From the listing below, pick out each line with the word "NASA".

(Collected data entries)

==========

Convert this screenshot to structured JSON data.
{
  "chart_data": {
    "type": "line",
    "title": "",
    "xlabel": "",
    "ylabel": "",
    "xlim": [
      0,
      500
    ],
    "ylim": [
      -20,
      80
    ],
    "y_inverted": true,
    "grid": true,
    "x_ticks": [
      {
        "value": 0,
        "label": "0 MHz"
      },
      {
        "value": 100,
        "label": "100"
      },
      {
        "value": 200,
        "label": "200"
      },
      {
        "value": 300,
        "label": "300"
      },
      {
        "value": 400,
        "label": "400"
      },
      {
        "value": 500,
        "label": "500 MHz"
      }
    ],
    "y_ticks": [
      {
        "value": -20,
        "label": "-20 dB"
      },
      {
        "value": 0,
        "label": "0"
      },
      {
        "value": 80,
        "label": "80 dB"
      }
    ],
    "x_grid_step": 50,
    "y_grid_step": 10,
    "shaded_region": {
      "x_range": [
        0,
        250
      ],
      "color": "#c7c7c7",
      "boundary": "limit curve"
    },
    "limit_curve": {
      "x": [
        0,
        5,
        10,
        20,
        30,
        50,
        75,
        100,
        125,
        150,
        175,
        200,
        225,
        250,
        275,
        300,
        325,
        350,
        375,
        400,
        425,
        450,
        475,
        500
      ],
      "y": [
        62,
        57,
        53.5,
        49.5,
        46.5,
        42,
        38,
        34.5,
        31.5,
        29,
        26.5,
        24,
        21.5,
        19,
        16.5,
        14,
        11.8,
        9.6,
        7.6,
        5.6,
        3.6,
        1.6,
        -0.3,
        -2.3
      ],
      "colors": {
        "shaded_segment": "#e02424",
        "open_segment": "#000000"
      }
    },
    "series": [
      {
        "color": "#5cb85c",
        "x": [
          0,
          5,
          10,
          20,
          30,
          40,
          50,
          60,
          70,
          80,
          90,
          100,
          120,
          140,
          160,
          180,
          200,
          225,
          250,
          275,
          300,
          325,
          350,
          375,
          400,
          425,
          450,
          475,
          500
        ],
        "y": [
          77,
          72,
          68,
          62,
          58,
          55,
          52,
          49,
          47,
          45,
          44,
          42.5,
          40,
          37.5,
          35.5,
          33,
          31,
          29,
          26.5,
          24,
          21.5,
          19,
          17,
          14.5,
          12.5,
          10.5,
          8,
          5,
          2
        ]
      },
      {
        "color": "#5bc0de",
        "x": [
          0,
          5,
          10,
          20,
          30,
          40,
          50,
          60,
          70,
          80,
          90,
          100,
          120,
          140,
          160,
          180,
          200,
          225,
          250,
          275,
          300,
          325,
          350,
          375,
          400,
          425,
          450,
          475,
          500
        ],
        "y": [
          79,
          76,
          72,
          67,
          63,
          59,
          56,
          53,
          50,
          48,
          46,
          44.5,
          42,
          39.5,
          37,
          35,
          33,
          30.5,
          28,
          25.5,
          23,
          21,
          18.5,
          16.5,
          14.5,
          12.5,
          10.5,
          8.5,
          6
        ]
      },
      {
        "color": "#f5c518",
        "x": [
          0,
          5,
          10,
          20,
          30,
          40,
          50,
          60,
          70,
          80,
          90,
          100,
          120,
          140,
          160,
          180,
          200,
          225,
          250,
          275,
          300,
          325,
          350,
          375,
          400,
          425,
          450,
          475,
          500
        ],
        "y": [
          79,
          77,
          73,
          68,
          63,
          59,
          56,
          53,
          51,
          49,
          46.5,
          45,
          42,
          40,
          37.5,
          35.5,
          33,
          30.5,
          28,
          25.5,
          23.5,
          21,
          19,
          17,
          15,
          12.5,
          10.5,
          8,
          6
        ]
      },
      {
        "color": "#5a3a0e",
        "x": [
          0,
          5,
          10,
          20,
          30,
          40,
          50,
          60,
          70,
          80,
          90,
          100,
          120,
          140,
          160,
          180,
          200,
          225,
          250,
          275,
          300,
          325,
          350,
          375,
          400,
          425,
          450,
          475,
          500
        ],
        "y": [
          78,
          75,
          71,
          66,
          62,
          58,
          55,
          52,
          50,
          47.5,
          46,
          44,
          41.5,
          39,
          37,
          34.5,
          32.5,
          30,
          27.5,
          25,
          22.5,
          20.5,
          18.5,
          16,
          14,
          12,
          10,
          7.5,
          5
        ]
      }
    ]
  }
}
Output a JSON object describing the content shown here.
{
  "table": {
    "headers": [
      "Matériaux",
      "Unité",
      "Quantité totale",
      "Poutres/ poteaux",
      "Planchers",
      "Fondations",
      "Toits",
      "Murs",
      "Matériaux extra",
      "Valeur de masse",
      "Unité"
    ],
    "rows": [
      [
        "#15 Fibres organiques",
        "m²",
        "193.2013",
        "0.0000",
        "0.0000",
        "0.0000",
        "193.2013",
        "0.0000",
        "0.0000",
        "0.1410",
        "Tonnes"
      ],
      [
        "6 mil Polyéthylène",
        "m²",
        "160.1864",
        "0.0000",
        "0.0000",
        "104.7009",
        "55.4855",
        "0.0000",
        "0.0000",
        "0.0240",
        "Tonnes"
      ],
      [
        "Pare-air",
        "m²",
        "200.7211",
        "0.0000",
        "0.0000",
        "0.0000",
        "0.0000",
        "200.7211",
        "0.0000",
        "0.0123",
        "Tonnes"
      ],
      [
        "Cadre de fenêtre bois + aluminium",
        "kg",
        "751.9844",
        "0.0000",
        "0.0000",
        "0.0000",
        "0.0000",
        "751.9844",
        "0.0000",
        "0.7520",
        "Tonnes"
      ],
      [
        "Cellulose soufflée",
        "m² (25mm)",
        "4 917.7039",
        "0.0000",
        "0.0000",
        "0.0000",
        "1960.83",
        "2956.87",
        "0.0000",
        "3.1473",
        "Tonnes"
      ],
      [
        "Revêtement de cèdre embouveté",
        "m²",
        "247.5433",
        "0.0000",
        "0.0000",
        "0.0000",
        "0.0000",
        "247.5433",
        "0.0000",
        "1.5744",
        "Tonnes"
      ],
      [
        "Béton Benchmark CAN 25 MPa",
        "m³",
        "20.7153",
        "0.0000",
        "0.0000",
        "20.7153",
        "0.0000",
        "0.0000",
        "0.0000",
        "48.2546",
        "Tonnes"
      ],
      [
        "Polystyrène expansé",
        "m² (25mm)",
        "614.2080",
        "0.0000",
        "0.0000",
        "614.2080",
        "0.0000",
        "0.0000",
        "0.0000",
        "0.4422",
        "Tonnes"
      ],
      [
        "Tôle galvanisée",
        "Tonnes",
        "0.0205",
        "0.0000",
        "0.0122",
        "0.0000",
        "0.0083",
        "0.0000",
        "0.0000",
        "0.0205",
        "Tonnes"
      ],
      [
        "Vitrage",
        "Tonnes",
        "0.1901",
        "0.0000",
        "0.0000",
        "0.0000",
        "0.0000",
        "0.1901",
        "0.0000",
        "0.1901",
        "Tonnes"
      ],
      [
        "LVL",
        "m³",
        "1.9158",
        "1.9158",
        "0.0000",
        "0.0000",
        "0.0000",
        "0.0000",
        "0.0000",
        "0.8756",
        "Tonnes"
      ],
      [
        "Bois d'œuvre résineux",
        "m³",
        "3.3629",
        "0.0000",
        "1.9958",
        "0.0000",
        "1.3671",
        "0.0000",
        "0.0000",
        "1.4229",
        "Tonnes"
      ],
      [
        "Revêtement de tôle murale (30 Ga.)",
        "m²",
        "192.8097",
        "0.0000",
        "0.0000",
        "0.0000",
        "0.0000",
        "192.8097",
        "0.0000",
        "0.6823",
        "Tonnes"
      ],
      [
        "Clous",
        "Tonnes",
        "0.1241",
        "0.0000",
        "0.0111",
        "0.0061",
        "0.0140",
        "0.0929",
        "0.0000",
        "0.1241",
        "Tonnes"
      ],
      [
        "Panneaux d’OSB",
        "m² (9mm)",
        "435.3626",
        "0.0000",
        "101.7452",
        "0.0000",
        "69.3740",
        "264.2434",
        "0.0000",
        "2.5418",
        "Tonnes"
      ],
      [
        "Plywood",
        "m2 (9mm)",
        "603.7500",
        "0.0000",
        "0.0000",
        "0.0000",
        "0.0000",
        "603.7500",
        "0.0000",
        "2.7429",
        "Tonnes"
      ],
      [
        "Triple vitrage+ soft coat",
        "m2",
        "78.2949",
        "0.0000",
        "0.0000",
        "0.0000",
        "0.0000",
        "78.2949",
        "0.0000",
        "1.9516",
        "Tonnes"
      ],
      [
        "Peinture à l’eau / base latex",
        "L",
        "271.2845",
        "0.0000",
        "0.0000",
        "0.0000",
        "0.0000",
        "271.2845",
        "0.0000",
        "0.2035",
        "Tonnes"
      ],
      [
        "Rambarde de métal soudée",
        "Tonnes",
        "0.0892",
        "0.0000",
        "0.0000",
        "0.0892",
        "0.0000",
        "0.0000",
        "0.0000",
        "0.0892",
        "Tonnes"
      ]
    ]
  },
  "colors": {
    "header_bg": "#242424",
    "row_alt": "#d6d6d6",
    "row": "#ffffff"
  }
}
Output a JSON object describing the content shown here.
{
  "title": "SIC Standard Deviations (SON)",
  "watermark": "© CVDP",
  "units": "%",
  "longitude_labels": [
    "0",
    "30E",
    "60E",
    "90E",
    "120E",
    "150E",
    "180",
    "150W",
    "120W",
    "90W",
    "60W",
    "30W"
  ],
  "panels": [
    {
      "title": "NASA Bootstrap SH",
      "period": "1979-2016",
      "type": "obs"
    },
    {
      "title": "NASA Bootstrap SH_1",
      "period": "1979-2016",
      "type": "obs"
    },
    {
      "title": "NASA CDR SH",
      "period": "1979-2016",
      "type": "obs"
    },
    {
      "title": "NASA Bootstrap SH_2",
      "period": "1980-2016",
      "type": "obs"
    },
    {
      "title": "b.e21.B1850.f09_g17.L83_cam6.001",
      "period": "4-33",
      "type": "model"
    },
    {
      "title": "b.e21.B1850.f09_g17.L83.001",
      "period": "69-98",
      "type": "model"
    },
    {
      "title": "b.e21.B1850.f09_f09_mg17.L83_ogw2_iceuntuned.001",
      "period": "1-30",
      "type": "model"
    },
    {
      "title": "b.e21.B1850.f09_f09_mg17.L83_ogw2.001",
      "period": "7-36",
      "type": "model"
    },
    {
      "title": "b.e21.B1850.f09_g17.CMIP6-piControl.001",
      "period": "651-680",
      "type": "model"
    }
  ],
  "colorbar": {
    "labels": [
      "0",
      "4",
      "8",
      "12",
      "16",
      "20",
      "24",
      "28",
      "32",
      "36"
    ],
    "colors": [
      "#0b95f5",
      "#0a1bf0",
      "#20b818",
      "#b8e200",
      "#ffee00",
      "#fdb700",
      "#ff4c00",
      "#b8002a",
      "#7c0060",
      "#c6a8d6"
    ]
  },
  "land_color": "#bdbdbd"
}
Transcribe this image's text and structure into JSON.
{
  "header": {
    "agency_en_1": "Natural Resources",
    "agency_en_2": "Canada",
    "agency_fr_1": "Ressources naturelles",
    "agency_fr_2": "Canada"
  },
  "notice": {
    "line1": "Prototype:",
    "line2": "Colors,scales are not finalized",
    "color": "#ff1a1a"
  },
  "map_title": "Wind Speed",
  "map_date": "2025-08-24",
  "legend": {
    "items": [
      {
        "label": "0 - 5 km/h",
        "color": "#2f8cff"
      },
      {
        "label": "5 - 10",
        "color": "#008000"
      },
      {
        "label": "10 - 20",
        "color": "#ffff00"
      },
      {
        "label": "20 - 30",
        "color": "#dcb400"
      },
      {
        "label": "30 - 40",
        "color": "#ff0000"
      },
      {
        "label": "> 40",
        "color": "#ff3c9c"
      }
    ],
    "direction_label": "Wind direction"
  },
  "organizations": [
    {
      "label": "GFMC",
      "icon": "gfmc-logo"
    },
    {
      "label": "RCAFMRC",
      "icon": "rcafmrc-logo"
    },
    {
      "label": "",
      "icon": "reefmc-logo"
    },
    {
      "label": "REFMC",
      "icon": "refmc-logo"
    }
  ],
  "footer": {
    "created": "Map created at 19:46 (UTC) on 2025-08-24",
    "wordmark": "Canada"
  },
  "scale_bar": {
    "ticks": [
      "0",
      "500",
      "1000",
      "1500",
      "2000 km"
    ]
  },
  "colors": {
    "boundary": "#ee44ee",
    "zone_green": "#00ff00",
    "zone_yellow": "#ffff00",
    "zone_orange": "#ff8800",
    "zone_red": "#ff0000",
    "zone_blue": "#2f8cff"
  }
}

==========

*Task solution:*
      "title": "NASA Bootstrap SH",
      "title": "NASA Bootstrap SH_1",
      "title": "NASA CDR SH",
      "title": "NASA Bootstrap SH_2",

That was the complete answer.